◆ What the task requires ◆
Lines that hold the word "name" should be located and copied.

[Items from a dataset]

-- start --

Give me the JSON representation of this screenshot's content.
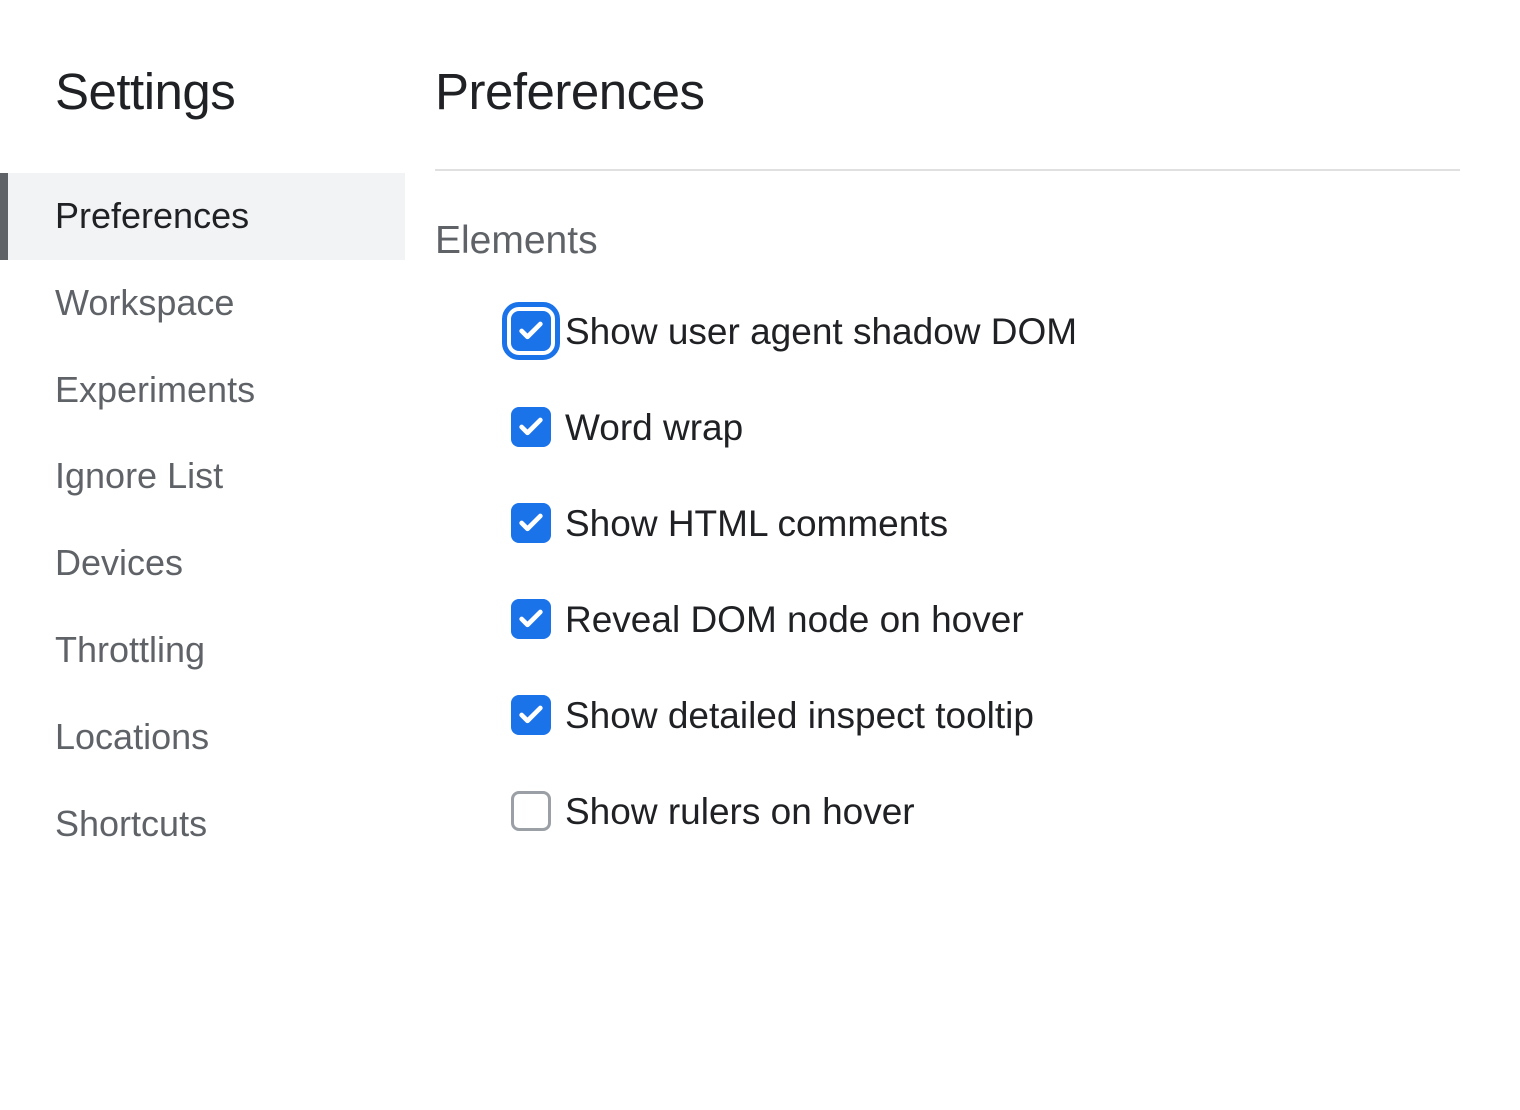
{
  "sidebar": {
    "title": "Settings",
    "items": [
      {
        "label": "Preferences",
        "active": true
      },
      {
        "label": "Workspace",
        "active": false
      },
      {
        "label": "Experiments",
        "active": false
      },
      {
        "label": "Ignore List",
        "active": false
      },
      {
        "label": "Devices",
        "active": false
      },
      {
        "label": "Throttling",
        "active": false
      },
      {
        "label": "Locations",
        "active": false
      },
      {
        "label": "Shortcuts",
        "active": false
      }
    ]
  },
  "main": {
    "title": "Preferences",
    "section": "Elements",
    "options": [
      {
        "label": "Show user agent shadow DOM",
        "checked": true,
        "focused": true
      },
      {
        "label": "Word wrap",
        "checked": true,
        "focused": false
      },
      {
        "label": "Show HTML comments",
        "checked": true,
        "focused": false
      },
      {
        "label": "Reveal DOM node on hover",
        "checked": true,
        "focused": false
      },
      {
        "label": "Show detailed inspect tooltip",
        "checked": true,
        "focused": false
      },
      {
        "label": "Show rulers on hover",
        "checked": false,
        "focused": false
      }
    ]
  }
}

-- end --
-- start --

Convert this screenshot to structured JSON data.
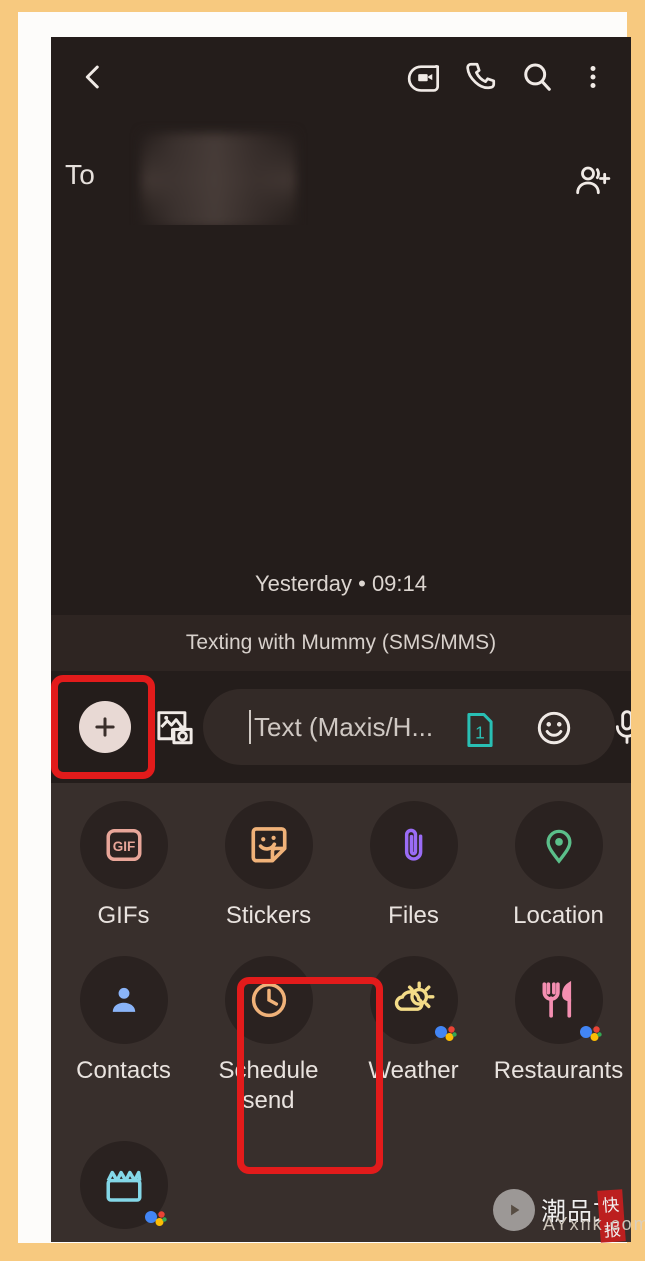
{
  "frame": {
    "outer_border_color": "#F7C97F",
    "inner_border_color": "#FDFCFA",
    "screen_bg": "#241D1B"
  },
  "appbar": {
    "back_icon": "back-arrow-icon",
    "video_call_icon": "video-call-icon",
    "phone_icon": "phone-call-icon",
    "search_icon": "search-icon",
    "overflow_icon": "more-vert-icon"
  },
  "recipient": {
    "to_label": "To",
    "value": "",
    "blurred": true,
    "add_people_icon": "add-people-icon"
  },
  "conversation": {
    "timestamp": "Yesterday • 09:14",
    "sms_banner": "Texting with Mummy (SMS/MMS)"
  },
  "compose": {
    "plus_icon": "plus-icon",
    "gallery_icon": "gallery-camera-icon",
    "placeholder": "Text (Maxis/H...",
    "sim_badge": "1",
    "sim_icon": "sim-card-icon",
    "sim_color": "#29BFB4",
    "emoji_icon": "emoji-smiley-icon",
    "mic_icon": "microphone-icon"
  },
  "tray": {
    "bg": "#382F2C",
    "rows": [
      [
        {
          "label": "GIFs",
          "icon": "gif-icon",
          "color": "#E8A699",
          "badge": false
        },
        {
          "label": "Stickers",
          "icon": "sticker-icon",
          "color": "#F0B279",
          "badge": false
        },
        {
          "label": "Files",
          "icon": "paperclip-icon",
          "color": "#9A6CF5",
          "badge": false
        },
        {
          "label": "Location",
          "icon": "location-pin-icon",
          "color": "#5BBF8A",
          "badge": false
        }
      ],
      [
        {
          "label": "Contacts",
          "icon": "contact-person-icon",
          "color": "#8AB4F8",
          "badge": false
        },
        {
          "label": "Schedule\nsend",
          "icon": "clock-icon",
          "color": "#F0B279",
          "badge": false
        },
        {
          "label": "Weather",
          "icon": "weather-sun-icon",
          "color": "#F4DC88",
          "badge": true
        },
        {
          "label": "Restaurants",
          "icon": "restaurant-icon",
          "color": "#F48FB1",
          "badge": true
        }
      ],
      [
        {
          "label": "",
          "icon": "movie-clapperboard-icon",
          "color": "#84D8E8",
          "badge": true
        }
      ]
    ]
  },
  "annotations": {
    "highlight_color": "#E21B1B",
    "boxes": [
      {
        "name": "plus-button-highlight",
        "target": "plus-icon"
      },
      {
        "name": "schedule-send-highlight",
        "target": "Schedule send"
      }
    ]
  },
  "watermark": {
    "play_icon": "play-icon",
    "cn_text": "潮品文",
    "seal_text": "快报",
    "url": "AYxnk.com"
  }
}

-- end --

◆ Correct response ◆
        "name": "plus-button-highlight",
        "name": "schedule-send-highlight",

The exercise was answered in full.